-- What is expected --
Copy the stretch of material from the line containing "x-tick-label: 1 [126,374,133,389]" through the line containing "x-tick-label: 6 [502,374,509,389]", changing "Position feedback" to "Measured position" and keeping everything else the same.

-- Raw records --

# # #

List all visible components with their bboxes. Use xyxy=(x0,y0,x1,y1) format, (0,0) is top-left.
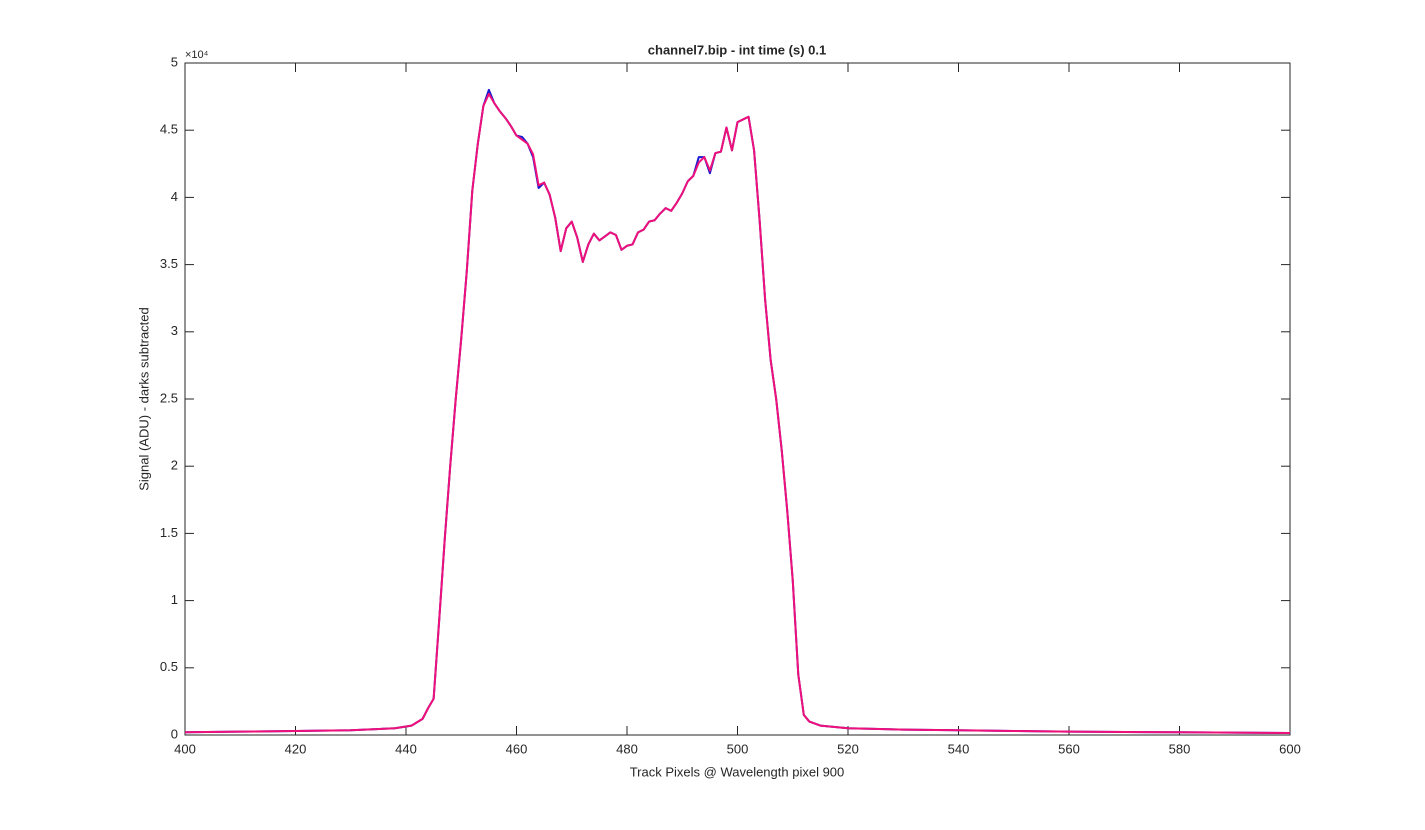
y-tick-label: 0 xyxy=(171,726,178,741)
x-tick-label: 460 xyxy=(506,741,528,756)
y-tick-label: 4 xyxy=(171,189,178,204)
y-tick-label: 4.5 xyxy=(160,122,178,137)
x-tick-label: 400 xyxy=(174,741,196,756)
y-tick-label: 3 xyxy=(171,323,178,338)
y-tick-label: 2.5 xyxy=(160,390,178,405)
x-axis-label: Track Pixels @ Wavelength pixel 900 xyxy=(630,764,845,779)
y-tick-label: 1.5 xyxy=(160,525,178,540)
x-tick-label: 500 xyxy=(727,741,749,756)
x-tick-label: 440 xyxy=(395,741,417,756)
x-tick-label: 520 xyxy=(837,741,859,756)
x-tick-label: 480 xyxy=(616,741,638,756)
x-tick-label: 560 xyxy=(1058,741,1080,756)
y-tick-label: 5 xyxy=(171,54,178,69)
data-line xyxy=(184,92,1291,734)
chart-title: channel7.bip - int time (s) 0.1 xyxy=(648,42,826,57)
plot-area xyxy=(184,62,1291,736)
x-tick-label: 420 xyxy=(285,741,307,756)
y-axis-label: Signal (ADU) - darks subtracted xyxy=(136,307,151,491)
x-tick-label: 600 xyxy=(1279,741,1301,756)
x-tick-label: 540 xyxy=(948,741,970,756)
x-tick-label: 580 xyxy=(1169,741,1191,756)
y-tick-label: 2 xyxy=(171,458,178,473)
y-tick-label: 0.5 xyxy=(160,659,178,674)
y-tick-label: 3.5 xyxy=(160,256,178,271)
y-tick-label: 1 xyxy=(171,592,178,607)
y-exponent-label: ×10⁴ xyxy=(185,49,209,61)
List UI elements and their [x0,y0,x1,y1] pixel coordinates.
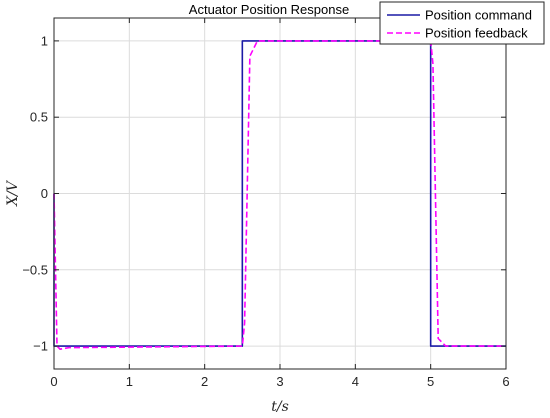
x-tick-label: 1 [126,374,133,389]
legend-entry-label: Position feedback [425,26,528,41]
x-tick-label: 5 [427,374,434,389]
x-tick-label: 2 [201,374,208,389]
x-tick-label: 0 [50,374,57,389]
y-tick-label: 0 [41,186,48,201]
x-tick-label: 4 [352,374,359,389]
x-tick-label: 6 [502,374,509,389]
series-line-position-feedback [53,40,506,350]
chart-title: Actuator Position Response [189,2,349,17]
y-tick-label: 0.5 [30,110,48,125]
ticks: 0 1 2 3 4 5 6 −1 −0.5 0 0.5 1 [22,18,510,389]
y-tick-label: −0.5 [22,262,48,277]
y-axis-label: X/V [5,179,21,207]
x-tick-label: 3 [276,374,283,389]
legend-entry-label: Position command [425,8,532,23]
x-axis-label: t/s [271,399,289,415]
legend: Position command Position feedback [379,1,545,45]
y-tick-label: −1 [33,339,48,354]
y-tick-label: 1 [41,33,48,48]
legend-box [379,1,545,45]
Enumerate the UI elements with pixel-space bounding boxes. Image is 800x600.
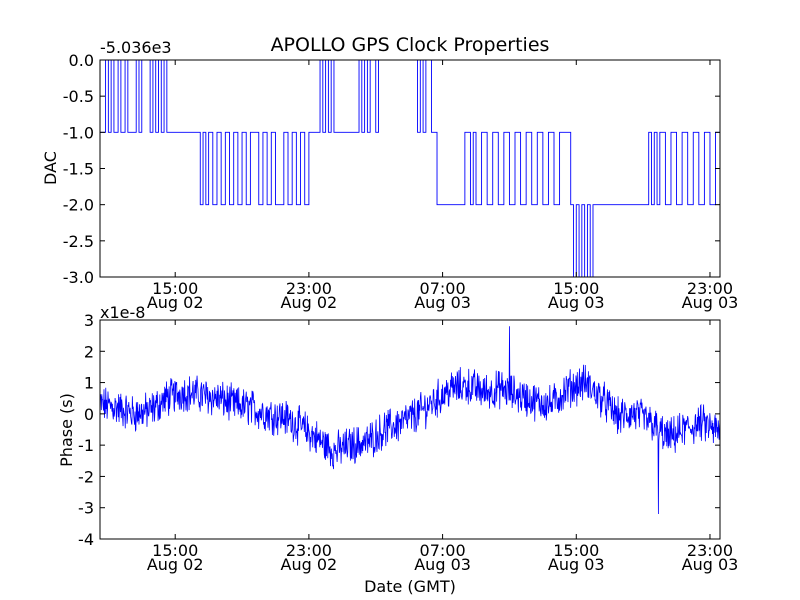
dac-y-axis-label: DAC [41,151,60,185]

# # #

-- Worked answer --
x-tick-label: 1 [126,374,133,389]
legend-entry-label: Measured position [425,26,528,41]
x-tick-label: 5 [427,374,434,389]
x-tick-label: 2 [201,374,208,389]
x-tick-label: 0 [50,374,57,389]
y-tick-label: 0 [41,186,48,201]
x-tick-label: 4 [352,374,359,389]
x-tick-label: 6 [502,374,509,389]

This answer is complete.